## Your instructions
Pictures excluded, copy all of the data below exactly.

* * * * *

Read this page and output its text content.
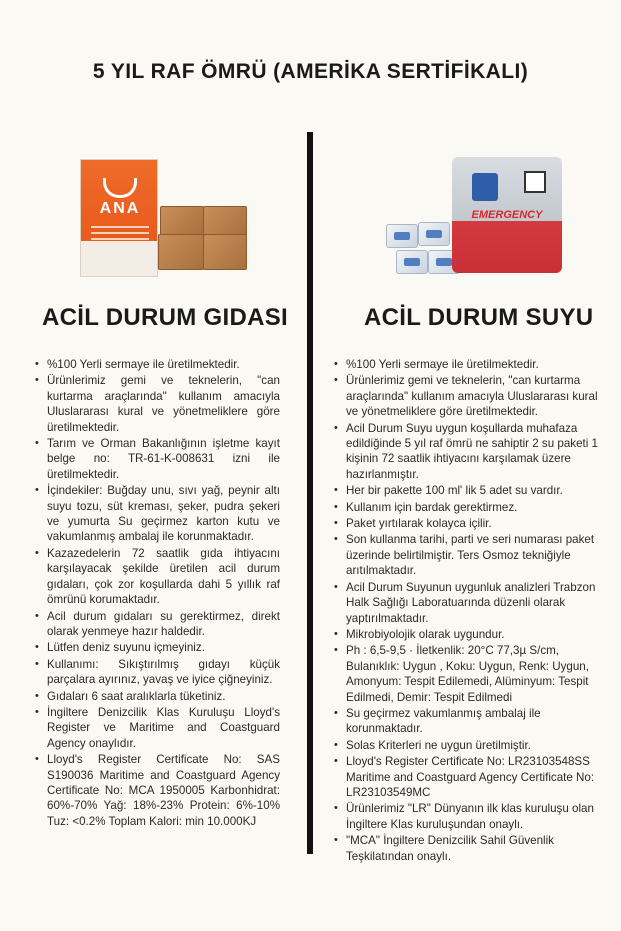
5 YIL RAF ÖMRÜ (AMERİKA SERTİFİKALI)
ANA	EMERGENCY
ACİL DURUM GIDASI	ACİL DURUM SUYU
• %100 Yerli sermaye ile üretilmektedir.
• Ürünlerimiz gemi ve teknelerin, "can kurtarma araçlarında" kullanım amacıyla Uluslararası kural ve yönetmeliklere göre üretilmektedir.
• Tarım ve Orman Bakanlığının işletme kayıt belge no: TR-61-K-008631 izni ile üretilmektedir.
• İçindekiler: Buğday unu, sıvı yağ, peynir altı suyu tozu, süt kreması, şeker, pudra şekeri ve yumurta Su geçirmez karton kutu ve vakumlanmış ambalaj ile korunmaktadır.
• Kazazedelerin 72 saatlik gıda ihtiyacını karşılayacak şekilde üretilen acil durum gıdaları, çok zor koşullarda dahi 5 yıllık raf ömrünü korumaktadır.
• Acil durum gıdaları su gerektirmez, direkt olarak yenmeye hazır haldedir.
• Lütfen deniz suyunu içmeyiniz.
• Kullanımı: Sıkıştırılmış gıdayı küçük parçalara ayırınız, yavaş ve iyice çiğneyiniz.
• Gıdaları 6 saat aralıklarla tüketiniz.
• İngiltere Denizcilik Klas Kuruluşu Lloyd's Register ve Maritime and Coastguard Agency onaylıdır.
• Lloyd's Register Certificate No: SAS S190036 Maritime and Coastguard Agency Certificate No: MCA 1950005 Karbonhidrat: 60%-70% Yağ: 18%-23% Protein: 6%-10% Tuz: <0.2% Toplam Kalori: min 10.000KJ
• %100 Yerli sermaye ile üretilmektedir.
• Ürünlerimiz gemi ve teknelerin, "can kurtarma araçlarında" kullanım amacıyla Uluslararası kural ve yönetmeliklere göre üretilmektedir.
• Acil Durum Suyu uygun koşullarda muhafaza edildiğinde 5 yıl raf ömrü ne sahiptir 2 su paketi 1 kişinin 72 saatlik ihtiyacını karşılamak üzere hazırlanmıştır.
• Her bir pakette 100 ml' lik 5 adet su vardır.
• Kullanım için bardak gerektirmez.
• Paket yırtılarak kolayca içilir.
• Son kullanma tarihi, parti ve seri numarası paket üzerinde belirtilmiştir. Ters Osmoz tekniğiyle arıtılmaktadır.
• Acil Durum Suyunun uygunluk analizleri Trabzon Halk Sağlığı Laboratuarında düzenli olarak yaptırılmaktadır.
• Mikrobiyolojik olarak uygundur.
• Ph : 6,5-9,5 · İletkenlik: 20°C 77,3µ S/cm, Bulanıklık: Uygun , Koku: Uygun, Renk: Uygun, Amonyum: Tespit Edilemedi, Alüminyum: Tespit Edilmedi, Demir: Tespit Edilmedi
• Su geçirmez vakumlanmış ambalaj ile korunmaktadır.
• Solas Kriterleri ne uygun üretilmiştir.
• Lloyd's Register Certificate No: LR23103548SS Maritime and Coastguard Agency Certificate No: LR23103549MC
• Ürünlerimiz "LR" Dünyanın ilk klas kuruluşu olan İngiltere Klas kuruluşundan onaylı.
• "MCA" İngiltere Denizcilik Sahil Güvenlik Teşkilatından onaylı.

* * * * *

## Response box
Read this page and output its text content.
5 YIL RAF ÖMRÜ (AMERİKA SERTİFİKALI)
ANA	EMERGENCY
ACİL DURUM GIDASI	ACİL DURUM SUYU
• %100 Yerli sermaye ile üretilmektedir.
• Ürünlerimiz gemi ve teknelerin, "can kurtarma araçlarında" kullanım amacıyla Uluslararası kural ve yönetmeliklere göre üretilmektedir.
• Tarım ve Orman Bakanlığının işletme kayıt belge no: TR-61-K-008631 izni ile üretilmektedir.
• İçindekiler: Buğday unu, sıvı yağ, peynir altı suyu tozu, süt kreması, şeker, pudra şekeri ve yumurta Su geçirmez karton kutu ve vakumlanmış ambalaj ile korunmaktadır.
• Kazazedelerin 72 saatlik gıda ihtiyacını karşılayacak şekilde üretilen acil durum gıdaları, çok zor koşullarda dahi 5 yıllık raf ömrünü korumaktadır.
• Acil durum gıdaları su gerektirmez, direkt olarak yenmeye hazır haldedir.
• Lütfen deniz suyunu içmeyiniz.
• Kullanımı: Sıkıştırılmış gıdayı küçük parçalara ayırınız, yavaş ve iyice çiğneyiniz.
• Gıdaları 6 saat aralıklarla tüketiniz.
• İngiltere Denizcilik Klas Kuruluşu Lloyd's Register ve Maritime and Coastguard Agency onaylıdır.
• Lloyd's Register Certificate No: SAS S190036 Maritime and Coastguard Agency Certificate No: MCA 1950005 Karbonhidrat: 60%-70% Yağ: 18%-23% Protein: 6%-10% Tuz: <0.2% Toplam Kalori: min 10.000KJ
• %100 Yerli sermaye ile üretilmektedir.
• Ürünlerimiz gemi ve teknelerin, "can kurtarma araçlarında" kullanım amacıyla Uluslararası kural ve yönetmeliklere göre üretilmektedir.
• Acil Durum Suyu uygun koşullarda muhafaza edildiğinde 5 yıl raf ömrü ne sahiptir 2 su paketi 1 kişinin 72 saatlik ihtiyacını karşılamak üzere hazırlanmıştır.
• Her bir pakette 100 ml' lik 5 adet su vardır.
• Kullanım için bardak gerektirmez.
• Paket yırtılarak kolayca içilir.
• Son kullanma tarihi, parti ve seri numarası paket üzerinde belirtilmiştir. Ters Osmoz tekniğiyle arıtılmaktadır.
• Acil Durum Suyunun uygunluk analizleri Trabzon Halk Sağlığı Laboratuarında düzenli olarak yaptırılmaktadır.
• Mikrobiyolojik olarak uygundur.
• Ph : 6,5-9,5 · İletkenlik: 20°C 77,3µ S/cm, Bulanıklık: Uygun , Koku: Uygun, Renk: Uygun, Amonyum: Tespit Edilemedi, Alüminyum: Tespit Edilmedi, Demir: Tespit Edilmedi
• Su geçirmez vakumlanmış ambalaj ile korunmaktadır.
• Solas Kriterleri ne uygun üretilmiştir.
• Lloyd's Register Certificate No: LR23103548SS Maritime and Coastguard Agency Certificate No: LR23103549MC
• Ürünlerimiz "LR" Dünyanın ilk klas kuruluşu olan İngiltere Klas kuruluşundan onaylı.
• "MCA" İngiltere Denizcilik Sahil Güvenlik Teşkilatından onaylı.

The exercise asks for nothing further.